> _Stated goal_: Tally the lines containing "Occupancy" and report the number alone.

-- START OF Data entries --

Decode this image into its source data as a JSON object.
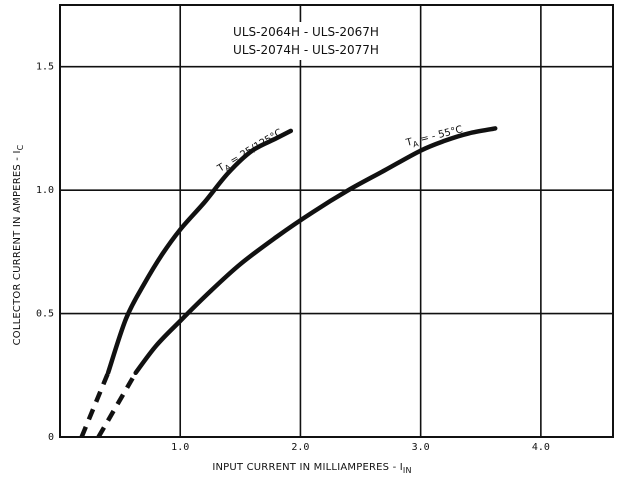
{
  "chart_data": {
    "type": "line",
    "title_lines": [
      "ULS-2064H - ULS-2067H",
      "ULS-2074H - ULS-2077H"
    ],
    "xlabel": "INPUT CURRENT IN MILLIAMPERES - I",
    "xlabel_sub": "IN",
    "ylabel": "COLLECTOR CURRENT IN AMPERES - I",
    "ylabel_sub": "C",
    "xlim": [
      0,
      4.6
    ],
    "ylim": [
      0,
      1.75
    ],
    "x_ticks": [
      {
        "value": 1.0,
        "label": "1.0"
      },
      {
        "value": 2.0,
        "label": "2.0"
      },
      {
        "value": 3.0,
        "label": "3.0"
      },
      {
        "value": 4.0,
        "label": "4.0"
      }
    ],
    "y_ticks": [
      {
        "value": 0,
        "label": "0"
      },
      {
        "value": 0.5,
        "label": "0.5"
      },
      {
        "value": 1.0,
        "label": "1.0"
      },
      {
        "value": 1.5,
        "label": "1.5"
      }
    ],
    "grid": true,
    "series": [
      {
        "name": "T_A = 25/125°C",
        "label_main": "T",
        "label_sub": "A",
        "label_rest": " = 25/125°C",
        "dashed": [
          [
            0.18,
            0.0
          ],
          [
            0.4,
            0.26
          ]
        ],
        "solid": [
          [
            0.4,
            0.26
          ],
          [
            0.55,
            0.48
          ],
          [
            0.7,
            0.62
          ],
          [
            0.85,
            0.74
          ],
          [
            1.0,
            0.84
          ],
          [
            1.2,
            0.95
          ],
          [
            1.4,
            1.07
          ],
          [
            1.6,
            1.16
          ],
          [
            1.8,
            1.21
          ],
          [
            1.92,
            1.24
          ]
        ]
      },
      {
        "name": "T_A = -55°C",
        "label_main": "T",
        "label_sub": "A",
        "label_rest": " = - 55°C",
        "dashed": [
          [
            0.32,
            0.0
          ],
          [
            0.63,
            0.26
          ]
        ],
        "solid": [
          [
            0.63,
            0.26
          ],
          [
            0.8,
            0.37
          ],
          [
            1.0,
            0.47
          ],
          [
            1.25,
            0.59
          ],
          [
            1.5,
            0.7
          ],
          [
            1.8,
            0.81
          ],
          [
            2.1,
            0.91
          ],
          [
            2.4,
            1.0
          ],
          [
            2.7,
            1.08
          ],
          [
            3.0,
            1.16
          ],
          [
            3.2,
            1.2
          ],
          [
            3.4,
            1.23
          ],
          [
            3.62,
            1.25
          ]
        ]
      }
    ]
  }
}
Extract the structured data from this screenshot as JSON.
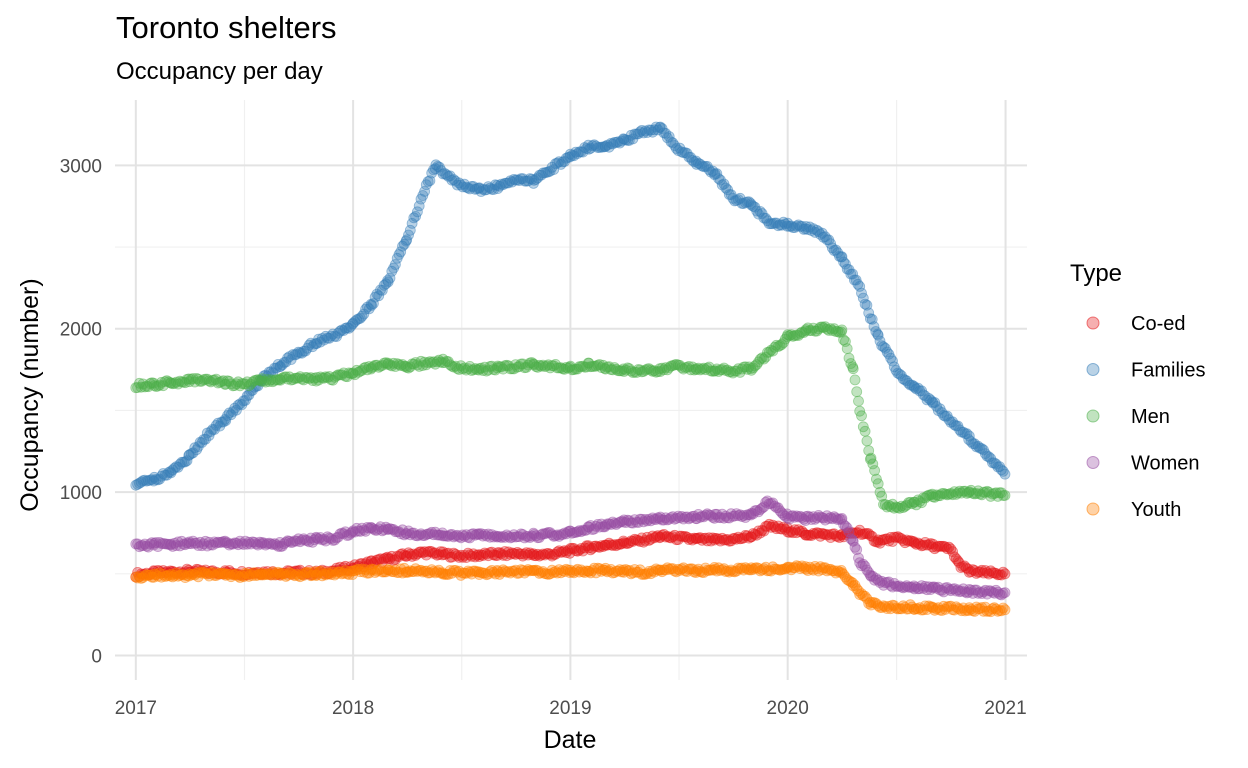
{
  "chart_data": {
    "type": "scatter",
    "title": "Toronto shelters",
    "subtitle": "Occupancy per day",
    "xlabel": "Date",
    "ylabel": "Occupancy (number)",
    "xlim": [
      "2016-11-27",
      "2021-02-06"
    ],
    "ylim": [
      -150,
      3400
    ],
    "x_ticks": [
      "2017",
      "2018",
      "2019",
      "2020",
      "2021"
    ],
    "x_tick_dates": [
      "2017-01-01",
      "2018-01-01",
      "2019-01-01",
      "2020-01-01",
      "2021-01-01"
    ],
    "y_ticks": [
      0,
      1000,
      2000,
      3000
    ],
    "grid": true,
    "legend": {
      "title": "Type",
      "position": "right"
    },
    "point_alpha": 0.35,
    "series": [
      {
        "name": "Co-ed",
        "color": "#E41A1C",
        "points": [
          [
            "2017-01-01",
            495
          ],
          [
            "2017-02-01",
            505
          ],
          [
            "2017-03-01",
            510
          ],
          [
            "2017-04-01",
            515
          ],
          [
            "2017-05-01",
            510
          ],
          [
            "2017-06-01",
            510
          ],
          [
            "2017-07-01",
            505
          ],
          [
            "2017-08-01",
            510
          ],
          [
            "2017-09-01",
            505
          ],
          [
            "2017-10-01",
            510
          ],
          [
            "2017-11-01",
            505
          ],
          [
            "2017-12-01",
            520
          ],
          [
            "2018-01-01",
            540
          ],
          [
            "2018-02-01",
            570
          ],
          [
            "2018-03-01",
            590
          ],
          [
            "2018-04-01",
            615
          ],
          [
            "2018-05-01",
            630
          ],
          [
            "2018-06-01",
            620
          ],
          [
            "2018-07-01",
            610
          ],
          [
            "2018-08-01",
            615
          ],
          [
            "2018-09-01",
            620
          ],
          [
            "2018-10-01",
            625
          ],
          [
            "2018-11-01",
            615
          ],
          [
            "2018-12-01",
            620
          ],
          [
            "2019-01-01",
            640
          ],
          [
            "2019-02-01",
            660
          ],
          [
            "2019-03-01",
            675
          ],
          [
            "2019-04-01",
            690
          ],
          [
            "2019-05-01",
            705
          ],
          [
            "2019-06-01",
            730
          ],
          [
            "2019-07-01",
            720
          ],
          [
            "2019-08-01",
            710
          ],
          [
            "2019-09-01",
            705
          ],
          [
            "2019-10-01",
            710
          ],
          [
            "2019-11-01",
            730
          ],
          [
            "2019-12-01",
            790
          ],
          [
            "2020-01-01",
            770
          ],
          [
            "2020-02-01",
            745
          ],
          [
            "2020-03-01",
            740
          ],
          [
            "2020-04-01",
            730
          ],
          [
            "2020-05-01",
            760
          ],
          [
            "2020-06-01",
            700
          ],
          [
            "2020-07-01",
            715
          ],
          [
            "2020-08-01",
            690
          ],
          [
            "2020-09-01",
            670
          ],
          [
            "2020-10-01",
            650
          ],
          [
            "2020-10-15",
            560
          ],
          [
            "2020-11-01",
            515
          ],
          [
            "2020-12-01",
            505
          ],
          [
            "2020-12-31",
            500
          ]
        ]
      },
      {
        "name": "Families",
        "color": "#377EB8",
        "points": [
          [
            "2017-01-01",
            1040
          ],
          [
            "2017-02-01",
            1080
          ],
          [
            "2017-03-01",
            1120
          ],
          [
            "2017-04-01",
            1220
          ],
          [
            "2017-05-01",
            1350
          ],
          [
            "2017-06-01",
            1450
          ],
          [
            "2017-07-01",
            1560
          ],
          [
            "2017-08-01",
            1690
          ],
          [
            "2017-09-01",
            1780
          ],
          [
            "2017-10-01",
            1850
          ],
          [
            "2017-11-01",
            1920
          ],
          [
            "2017-12-01",
            1960
          ],
          [
            "2018-01-01",
            2020
          ],
          [
            "2018-02-01",
            2150
          ],
          [
            "2018-03-01",
            2300
          ],
          [
            "2018-04-01",
            2550
          ],
          [
            "2018-05-01",
            2850
          ],
          [
            "2018-05-20",
            3000
          ],
          [
            "2018-06-01",
            2950
          ],
          [
            "2018-07-01",
            2880
          ],
          [
            "2018-08-01",
            2850
          ],
          [
            "2018-09-01",
            2870
          ],
          [
            "2018-10-01",
            2920
          ],
          [
            "2018-11-01",
            2900
          ],
          [
            "2018-12-01",
            2980
          ],
          [
            "2019-01-01",
            3060
          ],
          [
            "2019-02-01",
            3110
          ],
          [
            "2019-03-01",
            3120
          ],
          [
            "2019-04-01",
            3150
          ],
          [
            "2019-05-01",
            3200
          ],
          [
            "2019-06-01",
            3230
          ],
          [
            "2019-07-01",
            3100
          ],
          [
            "2019-08-01",
            3020
          ],
          [
            "2019-09-01",
            2950
          ],
          [
            "2019-10-01",
            2800
          ],
          [
            "2019-11-01",
            2760
          ],
          [
            "2019-12-01",
            2650
          ],
          [
            "2020-01-01",
            2640
          ],
          [
            "2020-02-01",
            2620
          ],
          [
            "2020-03-01",
            2570
          ],
          [
            "2020-04-01",
            2430
          ],
          [
            "2020-05-01",
            2250
          ],
          [
            "2020-06-01",
            1950
          ],
          [
            "2020-07-01",
            1750
          ],
          [
            "2020-08-01",
            1640
          ],
          [
            "2020-09-01",
            1550
          ],
          [
            "2020-10-01",
            1430
          ],
          [
            "2020-11-01",
            1330
          ],
          [
            "2020-12-01",
            1230
          ],
          [
            "2020-12-31",
            1110
          ]
        ]
      },
      {
        "name": "Men",
        "color": "#4DAF4A",
        "points": [
          [
            "2017-01-01",
            1650
          ],
          [
            "2017-02-01",
            1660
          ],
          [
            "2017-03-01",
            1670
          ],
          [
            "2017-04-01",
            1680
          ],
          [
            "2017-05-01",
            1690
          ],
          [
            "2017-06-01",
            1670
          ],
          [
            "2017-07-01",
            1660
          ],
          [
            "2017-08-01",
            1680
          ],
          [
            "2017-09-01",
            1690
          ],
          [
            "2017-10-01",
            1700
          ],
          [
            "2017-11-01",
            1690
          ],
          [
            "2017-12-01",
            1700
          ],
          [
            "2018-01-01",
            1730
          ],
          [
            "2018-02-01",
            1760
          ],
          [
            "2018-03-01",
            1780
          ],
          [
            "2018-04-01",
            1770
          ],
          [
            "2018-05-01",
            1790
          ],
          [
            "2018-06-01",
            1800
          ],
          [
            "2018-07-01",
            1760
          ],
          [
            "2018-08-01",
            1750
          ],
          [
            "2018-09-01",
            1760
          ],
          [
            "2018-10-01",
            1770
          ],
          [
            "2018-11-01",
            1780
          ],
          [
            "2018-12-01",
            1770
          ],
          [
            "2019-01-01",
            1760
          ],
          [
            "2019-02-01",
            1780
          ],
          [
            "2019-03-01",
            1760
          ],
          [
            "2019-04-01",
            1750
          ],
          [
            "2019-05-01",
            1740
          ],
          [
            "2019-06-01",
            1750
          ],
          [
            "2019-07-01",
            1770
          ],
          [
            "2019-08-01",
            1760
          ],
          [
            "2019-09-01",
            1750
          ],
          [
            "2019-10-01",
            1740
          ],
          [
            "2019-11-01",
            1760
          ],
          [
            "2019-12-01",
            1850
          ],
          [
            "2020-01-01",
            1950
          ],
          [
            "2020-02-01",
            1990
          ],
          [
            "2020-03-01",
            2000
          ],
          [
            "2020-04-01",
            1980
          ],
          [
            "2020-04-20",
            1750
          ],
          [
            "2020-05-01",
            1500
          ],
          [
            "2020-05-20",
            1200
          ],
          [
            "2020-06-10",
            920
          ],
          [
            "2020-07-01",
            910
          ],
          [
            "2020-08-01",
            930
          ],
          [
            "2020-09-01",
            980
          ],
          [
            "2020-10-01",
            990
          ],
          [
            "2020-11-01",
            1000
          ],
          [
            "2020-12-31",
            980
          ]
        ]
      },
      {
        "name": "Women",
        "color": "#984EA3",
        "points": [
          [
            "2017-01-01",
            670
          ],
          [
            "2017-02-01",
            680
          ],
          [
            "2017-03-01",
            680
          ],
          [
            "2017-04-01",
            690
          ],
          [
            "2017-05-01",
            685
          ],
          [
            "2017-06-01",
            690
          ],
          [
            "2017-07-01",
            685
          ],
          [
            "2017-08-01",
            690
          ],
          [
            "2017-09-01",
            680
          ],
          [
            "2017-10-01",
            700
          ],
          [
            "2017-11-01",
            710
          ],
          [
            "2017-12-01",
            720
          ],
          [
            "2018-01-01",
            760
          ],
          [
            "2018-02-01",
            780
          ],
          [
            "2018-03-01",
            770
          ],
          [
            "2018-04-01",
            750
          ],
          [
            "2018-05-01",
            745
          ],
          [
            "2018-06-01",
            740
          ],
          [
            "2018-07-01",
            730
          ],
          [
            "2018-08-01",
            735
          ],
          [
            "2018-09-01",
            730
          ],
          [
            "2018-10-01",
            730
          ],
          [
            "2018-11-01",
            735
          ],
          [
            "2018-12-01",
            740
          ],
          [
            "2019-01-01",
            750
          ],
          [
            "2019-02-01",
            780
          ],
          [
            "2019-03-01",
            800
          ],
          [
            "2019-04-01",
            820
          ],
          [
            "2019-05-01",
            830
          ],
          [
            "2019-06-01",
            840
          ],
          [
            "2019-07-01",
            845
          ],
          [
            "2019-08-01",
            850
          ],
          [
            "2019-09-01",
            855
          ],
          [
            "2019-10-01",
            855
          ],
          [
            "2019-11-01",
            860
          ],
          [
            "2019-12-01",
            940
          ],
          [
            "2020-01-01",
            850
          ],
          [
            "2020-02-01",
            840
          ],
          [
            "2020-03-01",
            845
          ],
          [
            "2020-04-01",
            830
          ],
          [
            "2020-04-20",
            700
          ],
          [
            "2020-05-01",
            580
          ],
          [
            "2020-05-20",
            480
          ],
          [
            "2020-06-10",
            440
          ],
          [
            "2020-07-01",
            430
          ],
          [
            "2020-08-01",
            420
          ],
          [
            "2020-09-01",
            410
          ],
          [
            "2020-10-01",
            400
          ],
          [
            "2020-11-01",
            390
          ],
          [
            "2020-12-31",
            385
          ]
        ]
      },
      {
        "name": "Youth",
        "color": "#FF7F00",
        "points": [
          [
            "2017-01-01",
            480
          ],
          [
            "2017-02-01",
            490
          ],
          [
            "2017-03-01",
            495
          ],
          [
            "2017-04-01",
            490
          ],
          [
            "2017-05-01",
            500
          ],
          [
            "2017-06-01",
            495
          ],
          [
            "2017-07-01",
            490
          ],
          [
            "2017-08-01",
            495
          ],
          [
            "2017-09-01",
            500
          ],
          [
            "2017-10-01",
            495
          ],
          [
            "2017-11-01",
            500
          ],
          [
            "2017-12-01",
            505
          ],
          [
            "2018-01-01",
            510
          ],
          [
            "2018-02-01",
            520
          ],
          [
            "2018-03-01",
            515
          ],
          [
            "2018-04-01",
            520
          ],
          [
            "2018-05-01",
            515
          ],
          [
            "2018-06-01",
            510
          ],
          [
            "2018-07-01",
            505
          ],
          [
            "2018-08-01",
            505
          ],
          [
            "2018-09-01",
            510
          ],
          [
            "2018-10-01",
            515
          ],
          [
            "2018-11-01",
            510
          ],
          [
            "2018-12-01",
            510
          ],
          [
            "2019-01-01",
            515
          ],
          [
            "2019-02-01",
            520
          ],
          [
            "2019-03-01",
            520
          ],
          [
            "2019-04-01",
            515
          ],
          [
            "2019-05-01",
            510
          ],
          [
            "2019-06-01",
            520
          ],
          [
            "2019-07-01",
            525
          ],
          [
            "2019-08-01",
            520
          ],
          [
            "2019-09-01",
            525
          ],
          [
            "2019-10-01",
            525
          ],
          [
            "2019-11-01",
            530
          ],
          [
            "2019-12-01",
            530
          ],
          [
            "2020-01-01",
            535
          ],
          [
            "2020-02-01",
            535
          ],
          [
            "2020-03-01",
            530
          ],
          [
            "2020-04-01",
            515
          ],
          [
            "2020-04-20",
            440
          ],
          [
            "2020-05-01",
            380
          ],
          [
            "2020-05-20",
            320
          ],
          [
            "2020-06-10",
            300
          ],
          [
            "2020-07-01",
            300
          ],
          [
            "2020-08-01",
            295
          ],
          [
            "2020-09-01",
            290
          ],
          [
            "2020-10-01",
            290
          ],
          [
            "2020-11-01",
            285
          ],
          [
            "2020-12-31",
            280
          ]
        ]
      }
    ]
  }
}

-- END OF Data entries --

> _Written response_: 2